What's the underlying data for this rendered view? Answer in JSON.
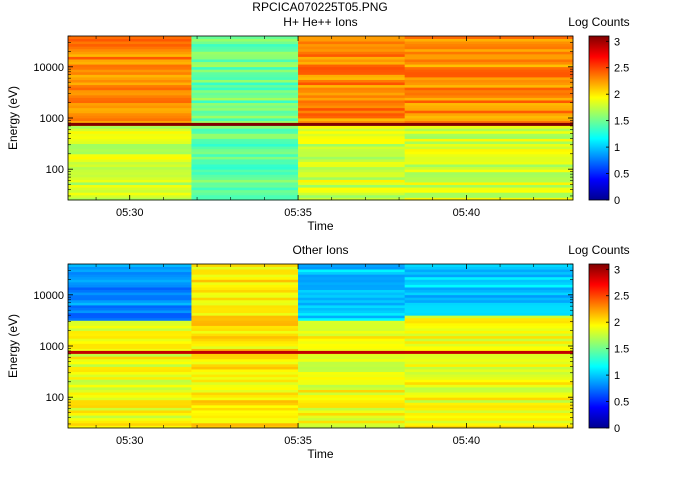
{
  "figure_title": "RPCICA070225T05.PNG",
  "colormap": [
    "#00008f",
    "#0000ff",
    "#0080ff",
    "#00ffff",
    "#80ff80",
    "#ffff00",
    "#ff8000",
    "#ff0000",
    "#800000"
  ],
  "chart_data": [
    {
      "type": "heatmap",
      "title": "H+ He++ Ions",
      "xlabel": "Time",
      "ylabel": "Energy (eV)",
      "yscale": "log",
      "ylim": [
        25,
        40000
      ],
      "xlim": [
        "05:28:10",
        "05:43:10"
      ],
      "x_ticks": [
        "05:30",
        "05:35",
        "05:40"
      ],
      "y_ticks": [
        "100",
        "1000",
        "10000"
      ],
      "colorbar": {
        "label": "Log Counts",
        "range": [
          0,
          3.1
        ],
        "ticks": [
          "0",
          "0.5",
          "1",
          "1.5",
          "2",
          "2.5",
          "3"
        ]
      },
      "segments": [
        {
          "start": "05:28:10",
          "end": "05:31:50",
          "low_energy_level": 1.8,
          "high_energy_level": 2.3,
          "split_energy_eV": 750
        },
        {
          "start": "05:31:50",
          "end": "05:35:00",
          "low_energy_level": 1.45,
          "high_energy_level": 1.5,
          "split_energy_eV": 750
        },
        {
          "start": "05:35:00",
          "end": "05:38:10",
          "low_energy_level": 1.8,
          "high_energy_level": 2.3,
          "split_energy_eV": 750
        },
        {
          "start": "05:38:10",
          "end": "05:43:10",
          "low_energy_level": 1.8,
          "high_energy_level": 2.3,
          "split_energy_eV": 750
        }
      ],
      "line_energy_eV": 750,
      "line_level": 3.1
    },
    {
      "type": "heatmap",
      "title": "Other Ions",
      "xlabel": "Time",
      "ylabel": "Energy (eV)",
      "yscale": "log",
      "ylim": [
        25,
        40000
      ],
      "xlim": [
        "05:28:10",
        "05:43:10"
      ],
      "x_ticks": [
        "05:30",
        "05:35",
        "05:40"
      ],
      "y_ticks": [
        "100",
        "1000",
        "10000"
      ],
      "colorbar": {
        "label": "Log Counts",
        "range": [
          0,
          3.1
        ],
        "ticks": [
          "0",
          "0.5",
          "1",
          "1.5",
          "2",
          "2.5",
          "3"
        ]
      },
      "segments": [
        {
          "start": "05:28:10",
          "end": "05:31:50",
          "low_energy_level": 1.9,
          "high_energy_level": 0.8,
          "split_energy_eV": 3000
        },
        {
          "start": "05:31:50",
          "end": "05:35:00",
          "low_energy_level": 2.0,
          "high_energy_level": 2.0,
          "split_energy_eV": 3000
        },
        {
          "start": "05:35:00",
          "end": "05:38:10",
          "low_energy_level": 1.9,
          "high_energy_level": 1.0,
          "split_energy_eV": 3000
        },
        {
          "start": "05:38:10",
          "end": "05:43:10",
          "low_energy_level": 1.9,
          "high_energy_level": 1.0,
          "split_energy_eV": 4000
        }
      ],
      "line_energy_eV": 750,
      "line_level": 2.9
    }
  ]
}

######

DIRECTIVE -
Return the listing above unchanged, apart from dropping its pictures.

COMPLETE OUTPUT -
What's the underlying data for this rendered view? Answer in JSON.
{
  "figure_title": "RPCICA070225T05.PNG",
  "colormap": [
    "#00008f",
    "#0000ff",
    "#0080ff",
    "#00ffff",
    "#80ff80",
    "#ffff00",
    "#ff8000",
    "#ff0000",
    "#800000"
  ],
  "chart_data": [
    {
      "type": "heatmap",
      "title": "H+ He++ Ions",
      "xlabel": "Time",
      "ylabel": "Energy (eV)",
      "yscale": "log",
      "ylim": [
        25,
        40000
      ],
      "xlim": [
        "05:28:10",
        "05:43:10"
      ],
      "x_ticks": [
        "05:30",
        "05:35",
        "05:40"
      ],
      "y_ticks": [
        "100",
        "1000",
        "10000"
      ],
      "colorbar": {
        "label": "Log Counts",
        "range": [
          0,
          3.1
        ],
        "ticks": [
          "0",
          "0.5",
          "1",
          "1.5",
          "2",
          "2.5",
          "3"
        ]
      },
      "segments": [
        {
          "start": "05:28:10",
          "end": "05:31:50",
          "low_energy_level": 1.8,
          "high_energy_level": 2.3,
          "split_energy_eV": 750
        },
        {
          "start": "05:31:50",
          "end": "05:35:00",
          "low_energy_level": 1.45,
          "high_energy_level": 1.5,
          "split_energy_eV": 750
        },
        {
          "start": "05:35:00",
          "end": "05:38:10",
          "low_energy_level": 1.8,
          "high_energy_level": 2.3,
          "split_energy_eV": 750
        },
        {
          "start": "05:38:10",
          "end": "05:43:10",
          "low_energy_level": 1.8,
          "high_energy_level": 2.3,
          "split_energy_eV": 750
        }
      ],
      "line_energy_eV": 750,
      "line_level": 3.1
    },
    {
      "type": "heatmap",
      "title": "Other Ions",
      "xlabel": "Time",
      "ylabel": "Energy (eV)",
      "yscale": "log",
      "ylim": [
        25,
        40000
      ],
      "xlim": [
        "05:28:10",
        "05:43:10"
      ],
      "x_ticks": [
        "05:30",
        "05:35",
        "05:40"
      ],
      "y_ticks": [
        "100",
        "1000",
        "10000"
      ],
      "colorbar": {
        "label": "Log Counts",
        "range": [
          0,
          3.1
        ],
        "ticks": [
          "0",
          "0.5",
          "1",
          "1.5",
          "2",
          "2.5",
          "3"
        ]
      },
      "segments": [
        {
          "start": "05:28:10",
          "end": "05:31:50",
          "low_energy_level": 1.9,
          "high_energy_level": 0.8,
          "split_energy_eV": 3000
        },
        {
          "start": "05:31:50",
          "end": "05:35:00",
          "low_energy_level": 2.0,
          "high_energy_level": 2.0,
          "split_energy_eV": 3000
        },
        {
          "start": "05:35:00",
          "end": "05:38:10",
          "low_energy_level": 1.9,
          "high_energy_level": 1.0,
          "split_energy_eV": 3000
        },
        {
          "start": "05:38:10",
          "end": "05:43:10",
          "low_energy_level": 1.9,
          "high_energy_level": 1.0,
          "split_energy_eV": 4000
        }
      ],
      "line_energy_eV": 750,
      "line_level": 2.9
    }
  ]
}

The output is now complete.